Work instructions: Write out the whole of the material exactly.

** start **

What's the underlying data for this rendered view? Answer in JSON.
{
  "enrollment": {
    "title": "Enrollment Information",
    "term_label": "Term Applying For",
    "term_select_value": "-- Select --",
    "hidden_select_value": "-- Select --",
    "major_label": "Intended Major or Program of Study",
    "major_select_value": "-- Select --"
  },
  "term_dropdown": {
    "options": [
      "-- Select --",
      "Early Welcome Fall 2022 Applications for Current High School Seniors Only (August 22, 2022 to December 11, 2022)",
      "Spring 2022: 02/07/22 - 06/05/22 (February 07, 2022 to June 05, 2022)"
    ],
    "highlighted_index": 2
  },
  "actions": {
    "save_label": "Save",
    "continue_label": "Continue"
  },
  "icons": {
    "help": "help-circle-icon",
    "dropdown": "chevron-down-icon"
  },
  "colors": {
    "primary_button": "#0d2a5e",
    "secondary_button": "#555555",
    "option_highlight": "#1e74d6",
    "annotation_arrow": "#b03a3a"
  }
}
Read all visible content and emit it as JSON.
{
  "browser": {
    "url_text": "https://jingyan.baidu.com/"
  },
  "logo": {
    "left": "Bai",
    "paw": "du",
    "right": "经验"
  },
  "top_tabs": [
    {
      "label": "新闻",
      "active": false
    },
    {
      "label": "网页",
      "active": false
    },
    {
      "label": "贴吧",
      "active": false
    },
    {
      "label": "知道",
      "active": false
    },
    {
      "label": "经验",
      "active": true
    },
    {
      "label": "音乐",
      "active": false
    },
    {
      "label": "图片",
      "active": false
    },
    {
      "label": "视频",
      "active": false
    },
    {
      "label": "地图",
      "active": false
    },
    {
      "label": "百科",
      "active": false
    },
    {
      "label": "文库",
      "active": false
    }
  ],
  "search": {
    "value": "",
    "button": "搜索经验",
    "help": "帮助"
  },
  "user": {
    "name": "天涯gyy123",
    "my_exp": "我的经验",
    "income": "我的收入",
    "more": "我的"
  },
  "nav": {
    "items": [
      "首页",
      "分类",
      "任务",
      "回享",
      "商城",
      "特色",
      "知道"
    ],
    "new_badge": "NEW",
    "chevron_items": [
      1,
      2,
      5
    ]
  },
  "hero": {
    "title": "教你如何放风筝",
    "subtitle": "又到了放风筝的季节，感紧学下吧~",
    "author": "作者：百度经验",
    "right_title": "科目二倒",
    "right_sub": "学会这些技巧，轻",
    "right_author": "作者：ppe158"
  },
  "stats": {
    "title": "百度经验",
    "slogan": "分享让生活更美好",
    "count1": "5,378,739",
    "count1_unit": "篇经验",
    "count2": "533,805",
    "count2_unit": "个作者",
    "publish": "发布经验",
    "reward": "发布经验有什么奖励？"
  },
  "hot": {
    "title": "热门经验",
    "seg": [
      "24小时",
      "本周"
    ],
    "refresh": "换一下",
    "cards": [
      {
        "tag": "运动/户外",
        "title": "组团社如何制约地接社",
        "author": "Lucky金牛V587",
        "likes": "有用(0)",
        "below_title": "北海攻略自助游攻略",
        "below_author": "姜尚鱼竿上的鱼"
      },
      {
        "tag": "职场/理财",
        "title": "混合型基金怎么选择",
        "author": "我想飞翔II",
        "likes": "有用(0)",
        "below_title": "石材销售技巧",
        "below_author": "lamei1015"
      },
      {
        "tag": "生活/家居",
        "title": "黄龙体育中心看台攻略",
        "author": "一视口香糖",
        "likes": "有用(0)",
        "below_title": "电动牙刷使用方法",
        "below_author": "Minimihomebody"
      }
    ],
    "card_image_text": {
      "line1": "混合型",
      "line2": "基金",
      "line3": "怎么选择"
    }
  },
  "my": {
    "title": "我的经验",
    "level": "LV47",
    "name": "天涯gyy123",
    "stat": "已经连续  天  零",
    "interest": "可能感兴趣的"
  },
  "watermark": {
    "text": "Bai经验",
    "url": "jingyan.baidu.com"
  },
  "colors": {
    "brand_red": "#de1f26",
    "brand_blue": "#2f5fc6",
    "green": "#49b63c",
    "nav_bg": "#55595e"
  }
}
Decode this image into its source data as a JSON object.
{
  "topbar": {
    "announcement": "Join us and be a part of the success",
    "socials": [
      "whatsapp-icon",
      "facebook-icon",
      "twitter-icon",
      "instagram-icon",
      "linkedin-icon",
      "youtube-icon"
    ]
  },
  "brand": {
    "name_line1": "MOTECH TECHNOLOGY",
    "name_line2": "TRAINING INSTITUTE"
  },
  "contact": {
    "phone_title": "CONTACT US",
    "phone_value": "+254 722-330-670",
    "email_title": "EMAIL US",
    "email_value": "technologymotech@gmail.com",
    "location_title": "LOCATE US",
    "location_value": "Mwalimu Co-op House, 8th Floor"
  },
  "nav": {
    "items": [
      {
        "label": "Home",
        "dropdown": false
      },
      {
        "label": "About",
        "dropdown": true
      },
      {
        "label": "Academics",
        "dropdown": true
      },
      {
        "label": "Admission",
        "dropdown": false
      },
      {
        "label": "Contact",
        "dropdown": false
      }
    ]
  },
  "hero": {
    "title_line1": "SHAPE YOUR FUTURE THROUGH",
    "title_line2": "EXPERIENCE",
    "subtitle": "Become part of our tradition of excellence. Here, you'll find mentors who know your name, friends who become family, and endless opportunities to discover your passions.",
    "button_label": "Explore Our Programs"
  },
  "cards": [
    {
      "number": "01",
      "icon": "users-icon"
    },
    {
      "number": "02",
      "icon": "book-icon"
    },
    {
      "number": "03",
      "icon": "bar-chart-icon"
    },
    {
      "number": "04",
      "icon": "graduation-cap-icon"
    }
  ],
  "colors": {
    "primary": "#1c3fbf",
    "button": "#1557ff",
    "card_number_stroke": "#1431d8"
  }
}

** end **

Result of this task:
What's the underlying data for this rendered view? Answer in JSON.
{
  "enrollment": {
    "title": "Enrollment Information",
    "term_label": "Term Applying For",
    "term_select_value": "-- Select --",
    "hidden_select_value": "-- Select --",
    "major_label": "Intended Major or Program of Study",
    "major_select_value": "-- Select --"
  },
  "term_dropdown": {
    "options": [
      "-- Select --",
      "Early Welcome Fall 2022 Applications for Current High School Seniors Only (August 22, 2022 to December 11, 2022)",
      "Spring 2022: 02/07/22 - 06/05/22 (February 07, 2022 to June 05, 2022)"
    ],
    "highlighted_index": 2
  },
  "actions": {
    "save_label": "Save",
    "continue_label": "Continue"
  },
  "icons": {
    "help": "help-circle-icon",
    "dropdown": "chevron-down-icon"
  },
  "colors": {
    "primary_button": "#0d2a5e",
    "secondary_button": "#555555",
    "option_highlight": "#1e74d6",
    "annotation_arrow": "#b03a3a"
  }
}
Read all visible content and emit it as JSON.
{
  "browser": {
    "url_text": "https://jingyan.baidu.com/"
  },
  "logo": {
    "left": "Bai",
    "paw": "du",
    "right": "经验"
  },
  "top_tabs": [
    {
      "label": "新闻",
      "active": false
    },
    {
      "label": "网页",
      "active": false
    },
    {
      "label": "贴吧",
      "active": false
    },
    {
      "label": "知道",
      "active": false
    },
    {
      "label": "经验",
      "active": true
    },
    {
      "label": "音乐",
      "active": false
    },
    {
      "label": "图片",
      "active": false
    },
    {
      "label": "视频",
      "active": false
    },
    {
      "label": "地图",
      "active": false
    },
    {
      "label": "百科",
      "active": false
    },
    {
      "label": "文库",
      "active": false
    }
  ],
  "search": {
    "value": "",
    "button": "搜索经验",
    "help": "帮助"
  },
  "user": {
    "name": "天涯gyy123",
    "my_exp": "我的经验",
    "income": "我的收入",
    "more": "我的"
  },
  "nav": {
    "items": [
      "首页",
      "分类",
      "任务",
      "回享",
      "商城",
      "特色",
      "知道"
    ],
    "new_badge": "NEW",
    "chevron_items": [
      1,
      2,
      5
    ]
  },
  "hero": {
    "title": "教你如何放风筝",
    "subtitle": "又到了放风筝的季节，感紧学下吧~",
    "author": "作者：百度经验",
    "right_title": "科目二倒",
    "right_sub": "学会这些技巧，轻",
    "right_author": "作者：ppe158"
  },
  "stats": {
    "title": "百度经验",
    "slogan": "分享让生活更美好",
    "count1": "5,378,739",
    "count1_unit": "篇经验",
    "count2": "533,805",
    "count2_unit": "个作者",
    "publish": "发布经验",
    "reward": "发布经验有什么奖励？"
  },
  "hot": {
    "title": "热门经验",
    "seg": [
      "24小时",
      "本周"
    ],
    "refresh": "换一下",
    "cards": [
      {
        "tag": "运动/户外",
        "title": "组团社如何制约地接社",
        "author": "Lucky金牛V587",
        "likes": "有用(0)",
        "below_title": "北海攻略自助游攻略",
        "below_author": "姜尚鱼竿上的鱼"
      },
      {
        "tag": "职场/理财",
        "title": "混合型基金怎么选择",
        "author": "我想飞翔II",
        "likes": "有用(0)",
        "below_title": "石材销售技巧",
        "below_author": "lamei1015"
      },
      {
        "tag": "生活/家居",
        "title": "黄龙体育中心看台攻略",
        "author": "一视口香糖",
        "likes": "有用(0)",
        "below_title": "电动牙刷使用方法",
        "below_author": "Minimihomebody"
      }
    ],
    "card_image_text": {
      "line1": "混合型",
      "line2": "基金",
      "line3": "怎么选择"
    }
  },
  "my": {
    "title": "我的经验",
    "level": "LV47",
    "name": "天涯gyy123",
    "stat": "已经连续  天  零",
    "interest": "可能感兴趣的"
  },
  "watermark": {
    "text": "Bai经验",
    "url": "jingyan.baidu.com"
  },
  "colors": {
    "brand_red": "#de1f26",
    "brand_blue": "#2f5fc6",
    "green": "#49b63c",
    "nav_bg": "#55595e"
  }
}
Decode this image into its source data as a JSON object.
{
  "topbar": {
    "announcement": "Join us and be a part of the success",
    "socials": [
      "whatsapp-icon",
      "facebook-icon",
      "twitter-icon",
      "instagram-icon",
      "linkedin-icon",
      "youtube-icon"
    ]
  },
  "brand": {
    "name_line1": "MOTECH TECHNOLOGY",
    "name_line2": "TRAINING INSTITUTE"
  },
  "contact": {
    "phone_title": "CONTACT US",
    "phone_value": "+254 722-330-670",
    "email_title": "EMAIL US",
    "email_value": "technologymotech@gmail.com",
    "location_title": "LOCATE US",
    "location_value": "Mwalimu Co-op House, 8th Floor"
  },
  "nav": {
    "items": [
      {
        "label": "Home",
        "dropdown": false
      },
      {
        "label": "About",
        "dropdown": true
      },
      {
        "label": "Academics",
        "dropdown": true
      },
      {
        "label": "Admission",
        "dropdown": false
      },
      {
        "label": "Contact",
        "dropdown": false
      }
    ]
  },
  "hero": {
    "title_line1": "SHAPE YOUR FUTURE THROUGH",
    "title_line2": "EXPERIENCE",
    "subtitle": "Become part of our tradition of excellence. Here, you'll find mentors who know your name, friends who become family, and endless opportunities to discover your passions.",
    "button_label": "Explore Our Programs"
  },
  "cards": [
    {
      "number": "01",
      "icon": "users-icon"
    },
    {
      "number": "02",
      "icon": "book-icon"
    },
    {
      "number": "03",
      "icon": "bar-chart-icon"
    },
    {
      "number": "04",
      "icon": "graduation-cap-icon"
    }
  ],
  "colors": {
    "primary": "#1c3fbf",
    "button": "#1557ff",
    "card_number_stroke": "#1431d8"
  }
}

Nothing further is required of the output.